[BEGIN Data]

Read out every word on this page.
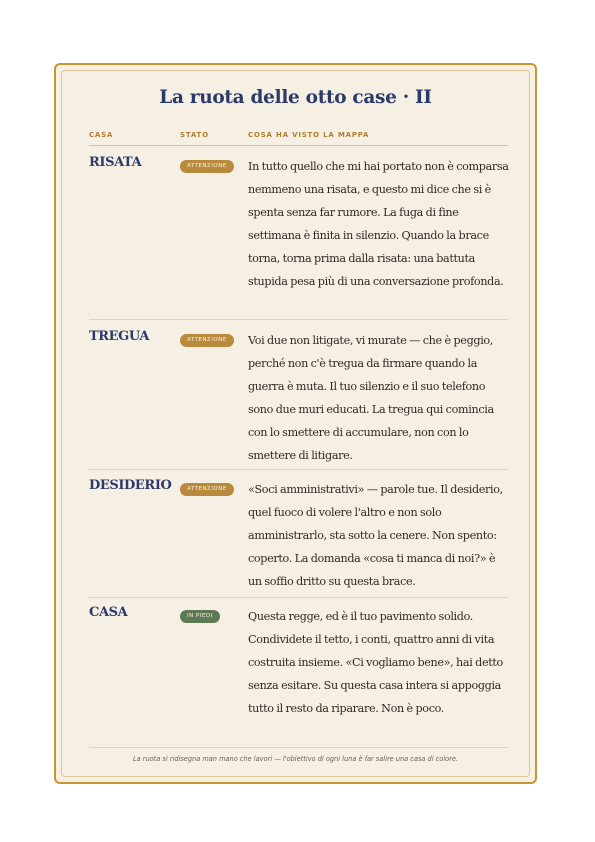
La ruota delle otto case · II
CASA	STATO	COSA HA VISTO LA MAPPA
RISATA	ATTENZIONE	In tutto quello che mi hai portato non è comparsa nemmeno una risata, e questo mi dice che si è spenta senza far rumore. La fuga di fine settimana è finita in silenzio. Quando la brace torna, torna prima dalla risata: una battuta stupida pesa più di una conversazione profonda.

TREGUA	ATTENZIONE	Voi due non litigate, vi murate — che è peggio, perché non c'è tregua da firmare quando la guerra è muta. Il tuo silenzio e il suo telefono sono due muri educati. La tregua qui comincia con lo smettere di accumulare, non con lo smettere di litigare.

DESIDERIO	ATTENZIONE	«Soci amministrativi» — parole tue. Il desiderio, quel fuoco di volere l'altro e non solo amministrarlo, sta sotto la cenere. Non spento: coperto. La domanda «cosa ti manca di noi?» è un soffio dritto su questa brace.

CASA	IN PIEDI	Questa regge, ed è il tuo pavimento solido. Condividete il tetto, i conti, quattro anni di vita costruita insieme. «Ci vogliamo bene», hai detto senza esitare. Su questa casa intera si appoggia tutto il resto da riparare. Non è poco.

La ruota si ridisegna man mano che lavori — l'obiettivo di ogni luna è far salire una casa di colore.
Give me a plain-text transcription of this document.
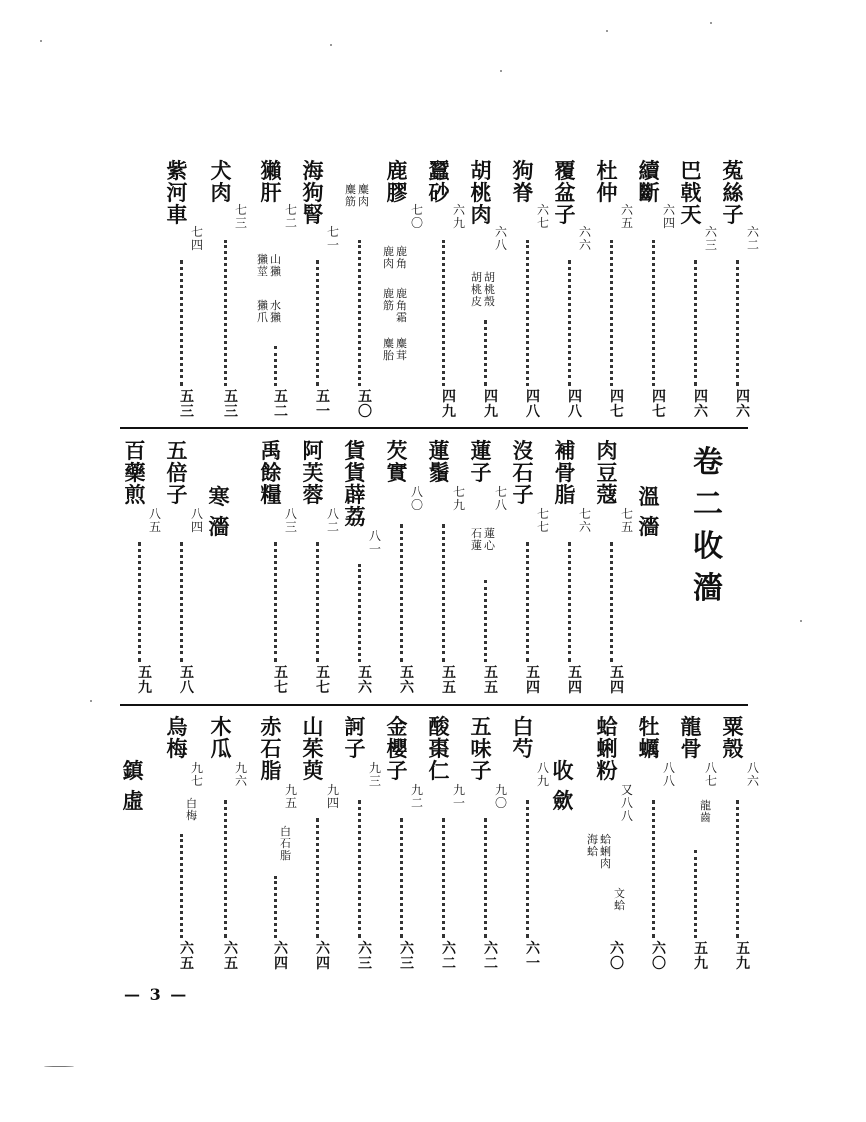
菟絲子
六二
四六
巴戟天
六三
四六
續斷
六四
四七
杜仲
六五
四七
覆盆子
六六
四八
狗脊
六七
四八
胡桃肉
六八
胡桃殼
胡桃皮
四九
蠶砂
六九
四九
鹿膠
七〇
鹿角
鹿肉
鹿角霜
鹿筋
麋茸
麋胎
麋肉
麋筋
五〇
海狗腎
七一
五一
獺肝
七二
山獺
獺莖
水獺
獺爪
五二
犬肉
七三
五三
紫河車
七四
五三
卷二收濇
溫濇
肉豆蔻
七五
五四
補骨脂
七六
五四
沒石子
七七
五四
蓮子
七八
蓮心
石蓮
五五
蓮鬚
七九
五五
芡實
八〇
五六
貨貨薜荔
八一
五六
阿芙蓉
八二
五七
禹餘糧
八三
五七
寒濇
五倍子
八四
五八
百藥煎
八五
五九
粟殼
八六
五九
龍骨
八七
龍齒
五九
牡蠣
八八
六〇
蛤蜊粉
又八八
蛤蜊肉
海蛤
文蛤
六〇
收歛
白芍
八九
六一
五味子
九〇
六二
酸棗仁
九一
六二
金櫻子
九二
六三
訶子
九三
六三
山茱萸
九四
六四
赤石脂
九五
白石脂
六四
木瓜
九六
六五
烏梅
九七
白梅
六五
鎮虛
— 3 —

[END Data]

• What needs to be done: Working from the listing above, pick out every line that has "silenzio" and copy it.

• Complete output:
RISATA	ATTENZIONE	In tutto quello che mi hai portato non è comparsa nemmeno una risata, e questo mi dice che si è spenta senza far rumore. La fuga di fine settimana è finita in silenzio. Quando la brace torna, torna prima dalla risata: una battuta stupida pesa più di una conversazione profonda.
TREGUA	ATTENZIONE	Voi due non litigate, vi murate — che è peggio, perché non c'è tregua da firmare quando la guerra è muta. Il tuo silenzio e il suo telefono sono due muri educati. La tregua qui comincia con lo smettere di accumulare, non con lo smettere di litigare.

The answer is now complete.